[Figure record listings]
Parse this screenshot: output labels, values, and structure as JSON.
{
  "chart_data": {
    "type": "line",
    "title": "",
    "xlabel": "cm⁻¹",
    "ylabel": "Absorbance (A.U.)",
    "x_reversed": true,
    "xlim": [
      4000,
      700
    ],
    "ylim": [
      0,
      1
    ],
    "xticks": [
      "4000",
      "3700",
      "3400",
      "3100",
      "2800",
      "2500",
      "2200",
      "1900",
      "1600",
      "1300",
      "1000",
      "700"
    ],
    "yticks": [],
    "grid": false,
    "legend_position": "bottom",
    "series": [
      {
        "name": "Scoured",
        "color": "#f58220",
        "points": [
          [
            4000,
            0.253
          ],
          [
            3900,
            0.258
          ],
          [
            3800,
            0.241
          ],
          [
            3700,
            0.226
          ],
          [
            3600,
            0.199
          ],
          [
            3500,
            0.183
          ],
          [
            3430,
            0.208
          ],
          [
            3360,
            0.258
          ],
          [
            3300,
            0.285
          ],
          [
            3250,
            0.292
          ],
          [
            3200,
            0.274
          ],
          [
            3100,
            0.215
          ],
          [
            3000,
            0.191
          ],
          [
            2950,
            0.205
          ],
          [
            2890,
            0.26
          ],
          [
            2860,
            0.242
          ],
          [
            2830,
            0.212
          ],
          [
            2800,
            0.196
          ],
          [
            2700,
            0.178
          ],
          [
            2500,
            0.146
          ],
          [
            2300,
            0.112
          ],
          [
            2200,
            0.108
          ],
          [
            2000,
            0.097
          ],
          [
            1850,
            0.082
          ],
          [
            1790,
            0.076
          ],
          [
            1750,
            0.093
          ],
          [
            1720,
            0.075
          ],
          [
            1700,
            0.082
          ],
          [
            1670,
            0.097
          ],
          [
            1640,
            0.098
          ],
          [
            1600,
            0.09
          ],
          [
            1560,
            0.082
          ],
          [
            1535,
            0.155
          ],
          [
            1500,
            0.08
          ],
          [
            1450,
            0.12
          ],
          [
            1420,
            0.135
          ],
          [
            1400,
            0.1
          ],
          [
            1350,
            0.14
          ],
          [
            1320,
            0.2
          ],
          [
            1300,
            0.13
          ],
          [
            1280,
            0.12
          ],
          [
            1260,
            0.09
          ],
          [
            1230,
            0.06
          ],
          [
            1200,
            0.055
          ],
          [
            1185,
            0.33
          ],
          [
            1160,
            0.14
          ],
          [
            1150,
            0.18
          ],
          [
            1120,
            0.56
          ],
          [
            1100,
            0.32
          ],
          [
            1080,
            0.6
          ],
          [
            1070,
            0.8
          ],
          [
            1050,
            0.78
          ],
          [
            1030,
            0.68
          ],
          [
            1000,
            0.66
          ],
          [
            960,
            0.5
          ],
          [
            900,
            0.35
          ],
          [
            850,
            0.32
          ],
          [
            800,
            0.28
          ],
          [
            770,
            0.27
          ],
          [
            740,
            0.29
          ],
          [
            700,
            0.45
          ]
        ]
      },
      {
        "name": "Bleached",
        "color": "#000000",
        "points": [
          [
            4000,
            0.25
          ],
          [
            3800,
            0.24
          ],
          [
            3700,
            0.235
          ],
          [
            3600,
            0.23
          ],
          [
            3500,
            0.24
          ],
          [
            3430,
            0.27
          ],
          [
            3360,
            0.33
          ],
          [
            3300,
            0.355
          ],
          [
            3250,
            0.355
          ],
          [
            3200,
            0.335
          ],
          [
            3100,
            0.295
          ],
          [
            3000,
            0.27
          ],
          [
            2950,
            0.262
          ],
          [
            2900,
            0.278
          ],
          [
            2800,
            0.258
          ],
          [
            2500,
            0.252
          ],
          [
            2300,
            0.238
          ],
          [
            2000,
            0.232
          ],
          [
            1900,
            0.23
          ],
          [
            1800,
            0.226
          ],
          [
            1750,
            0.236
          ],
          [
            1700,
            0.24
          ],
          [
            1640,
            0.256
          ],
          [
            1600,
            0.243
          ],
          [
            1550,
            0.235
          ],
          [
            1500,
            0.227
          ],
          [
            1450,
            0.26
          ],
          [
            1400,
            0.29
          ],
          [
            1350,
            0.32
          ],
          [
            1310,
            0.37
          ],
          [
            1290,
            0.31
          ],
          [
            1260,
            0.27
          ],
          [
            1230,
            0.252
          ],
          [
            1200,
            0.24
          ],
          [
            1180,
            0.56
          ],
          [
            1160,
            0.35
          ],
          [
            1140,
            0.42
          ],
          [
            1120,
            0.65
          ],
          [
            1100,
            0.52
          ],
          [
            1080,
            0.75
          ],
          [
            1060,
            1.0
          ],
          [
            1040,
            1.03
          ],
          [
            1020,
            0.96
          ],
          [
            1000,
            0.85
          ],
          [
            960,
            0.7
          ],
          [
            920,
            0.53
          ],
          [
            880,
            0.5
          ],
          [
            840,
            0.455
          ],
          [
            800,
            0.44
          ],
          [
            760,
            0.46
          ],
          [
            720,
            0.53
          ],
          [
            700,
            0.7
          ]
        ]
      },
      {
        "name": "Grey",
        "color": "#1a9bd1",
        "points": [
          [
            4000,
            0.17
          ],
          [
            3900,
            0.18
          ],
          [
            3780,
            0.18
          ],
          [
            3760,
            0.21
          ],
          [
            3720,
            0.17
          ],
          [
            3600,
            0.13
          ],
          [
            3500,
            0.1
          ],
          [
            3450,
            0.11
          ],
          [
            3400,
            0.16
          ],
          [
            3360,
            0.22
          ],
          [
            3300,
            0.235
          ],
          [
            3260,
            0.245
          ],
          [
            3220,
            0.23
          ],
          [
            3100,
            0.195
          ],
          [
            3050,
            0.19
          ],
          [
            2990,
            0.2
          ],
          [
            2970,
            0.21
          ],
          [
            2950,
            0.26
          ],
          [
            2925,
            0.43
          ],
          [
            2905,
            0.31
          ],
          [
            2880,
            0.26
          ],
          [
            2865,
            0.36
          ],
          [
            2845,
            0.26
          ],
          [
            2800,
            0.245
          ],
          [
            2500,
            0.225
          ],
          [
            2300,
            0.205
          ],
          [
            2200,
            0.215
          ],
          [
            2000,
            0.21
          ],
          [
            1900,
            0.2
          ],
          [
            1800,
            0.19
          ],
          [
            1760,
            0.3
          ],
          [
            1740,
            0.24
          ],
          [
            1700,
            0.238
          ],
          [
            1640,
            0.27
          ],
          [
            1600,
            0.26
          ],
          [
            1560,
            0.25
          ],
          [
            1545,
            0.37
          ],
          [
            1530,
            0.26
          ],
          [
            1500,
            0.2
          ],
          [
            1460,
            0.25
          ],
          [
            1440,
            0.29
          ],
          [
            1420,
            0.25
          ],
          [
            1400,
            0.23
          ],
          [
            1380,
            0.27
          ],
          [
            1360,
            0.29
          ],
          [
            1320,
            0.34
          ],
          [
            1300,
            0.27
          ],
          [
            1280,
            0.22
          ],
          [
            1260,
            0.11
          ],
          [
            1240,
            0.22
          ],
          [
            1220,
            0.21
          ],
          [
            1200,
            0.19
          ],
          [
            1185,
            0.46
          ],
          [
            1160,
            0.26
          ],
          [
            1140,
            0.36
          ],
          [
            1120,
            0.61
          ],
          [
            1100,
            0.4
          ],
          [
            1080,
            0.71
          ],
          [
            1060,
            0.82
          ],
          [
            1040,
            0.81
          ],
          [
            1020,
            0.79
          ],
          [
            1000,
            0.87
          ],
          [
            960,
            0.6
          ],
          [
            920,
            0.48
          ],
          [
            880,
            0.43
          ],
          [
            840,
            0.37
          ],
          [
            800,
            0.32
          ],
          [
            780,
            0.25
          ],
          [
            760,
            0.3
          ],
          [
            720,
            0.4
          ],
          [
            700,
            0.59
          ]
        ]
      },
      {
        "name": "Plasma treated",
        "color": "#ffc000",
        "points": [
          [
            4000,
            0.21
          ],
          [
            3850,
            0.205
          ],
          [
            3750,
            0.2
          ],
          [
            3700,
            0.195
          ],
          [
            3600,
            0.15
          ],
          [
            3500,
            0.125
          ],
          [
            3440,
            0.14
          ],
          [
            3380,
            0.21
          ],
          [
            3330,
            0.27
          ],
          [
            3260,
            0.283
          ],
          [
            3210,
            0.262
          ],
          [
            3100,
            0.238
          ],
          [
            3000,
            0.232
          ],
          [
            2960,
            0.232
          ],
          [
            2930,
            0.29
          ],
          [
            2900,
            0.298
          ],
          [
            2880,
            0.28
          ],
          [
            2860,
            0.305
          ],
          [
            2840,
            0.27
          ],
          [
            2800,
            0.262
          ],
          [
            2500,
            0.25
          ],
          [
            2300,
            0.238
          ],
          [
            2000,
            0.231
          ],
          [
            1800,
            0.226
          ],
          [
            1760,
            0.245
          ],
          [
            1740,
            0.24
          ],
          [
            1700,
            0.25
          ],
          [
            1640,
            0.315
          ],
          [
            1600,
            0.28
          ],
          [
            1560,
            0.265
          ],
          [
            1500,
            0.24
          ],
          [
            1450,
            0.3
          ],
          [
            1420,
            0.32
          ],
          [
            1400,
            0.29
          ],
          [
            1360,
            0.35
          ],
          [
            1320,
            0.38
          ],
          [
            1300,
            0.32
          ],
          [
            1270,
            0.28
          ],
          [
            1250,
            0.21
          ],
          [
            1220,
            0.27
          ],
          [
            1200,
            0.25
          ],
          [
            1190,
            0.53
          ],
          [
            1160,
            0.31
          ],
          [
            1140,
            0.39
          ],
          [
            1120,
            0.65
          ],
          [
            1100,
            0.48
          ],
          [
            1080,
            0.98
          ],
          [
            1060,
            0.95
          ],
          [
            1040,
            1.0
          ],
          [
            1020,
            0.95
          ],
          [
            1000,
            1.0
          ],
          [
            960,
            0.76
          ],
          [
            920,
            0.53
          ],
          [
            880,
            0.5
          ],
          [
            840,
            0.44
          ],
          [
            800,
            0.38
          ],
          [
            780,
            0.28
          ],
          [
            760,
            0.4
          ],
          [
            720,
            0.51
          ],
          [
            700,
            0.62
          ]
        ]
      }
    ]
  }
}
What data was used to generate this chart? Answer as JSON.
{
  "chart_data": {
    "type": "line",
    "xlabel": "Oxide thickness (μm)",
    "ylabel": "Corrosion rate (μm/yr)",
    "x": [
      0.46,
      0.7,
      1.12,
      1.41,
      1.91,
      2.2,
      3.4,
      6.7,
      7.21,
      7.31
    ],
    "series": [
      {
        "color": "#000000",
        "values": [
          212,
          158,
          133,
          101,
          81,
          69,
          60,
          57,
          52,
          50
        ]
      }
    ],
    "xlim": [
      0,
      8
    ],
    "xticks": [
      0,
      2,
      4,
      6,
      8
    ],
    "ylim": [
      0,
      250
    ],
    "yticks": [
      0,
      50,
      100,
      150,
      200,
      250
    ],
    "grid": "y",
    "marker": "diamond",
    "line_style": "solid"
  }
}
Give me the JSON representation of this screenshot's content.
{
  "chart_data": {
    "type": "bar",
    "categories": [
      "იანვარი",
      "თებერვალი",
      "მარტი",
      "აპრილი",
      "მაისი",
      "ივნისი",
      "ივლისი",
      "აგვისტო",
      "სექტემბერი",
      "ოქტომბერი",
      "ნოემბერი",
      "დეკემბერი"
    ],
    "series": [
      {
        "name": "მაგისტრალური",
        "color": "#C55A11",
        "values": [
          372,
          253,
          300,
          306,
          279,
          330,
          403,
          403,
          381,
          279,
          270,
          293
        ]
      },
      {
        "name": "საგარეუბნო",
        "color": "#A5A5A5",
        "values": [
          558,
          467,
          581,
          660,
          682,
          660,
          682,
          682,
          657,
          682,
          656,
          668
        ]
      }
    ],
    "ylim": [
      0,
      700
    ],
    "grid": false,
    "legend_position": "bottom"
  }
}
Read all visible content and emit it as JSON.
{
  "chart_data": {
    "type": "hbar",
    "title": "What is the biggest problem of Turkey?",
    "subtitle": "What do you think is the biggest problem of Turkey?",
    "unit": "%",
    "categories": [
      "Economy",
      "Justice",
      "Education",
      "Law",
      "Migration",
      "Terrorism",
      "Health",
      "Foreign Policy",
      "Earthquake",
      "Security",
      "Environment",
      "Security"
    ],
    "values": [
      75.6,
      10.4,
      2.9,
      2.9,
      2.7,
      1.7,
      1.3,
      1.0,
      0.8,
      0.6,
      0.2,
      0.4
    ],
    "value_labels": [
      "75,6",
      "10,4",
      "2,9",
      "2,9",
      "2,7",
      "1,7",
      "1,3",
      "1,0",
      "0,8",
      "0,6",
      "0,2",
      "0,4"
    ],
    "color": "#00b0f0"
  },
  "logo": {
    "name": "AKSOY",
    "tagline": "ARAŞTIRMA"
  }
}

### What to work on
Report back each line of the entries that holds the string "Turkey".

### Final result
    "title": "What is the biggest problem of Turkey?",
    "subtitle": "What do you think is the biggest problem of Turkey?",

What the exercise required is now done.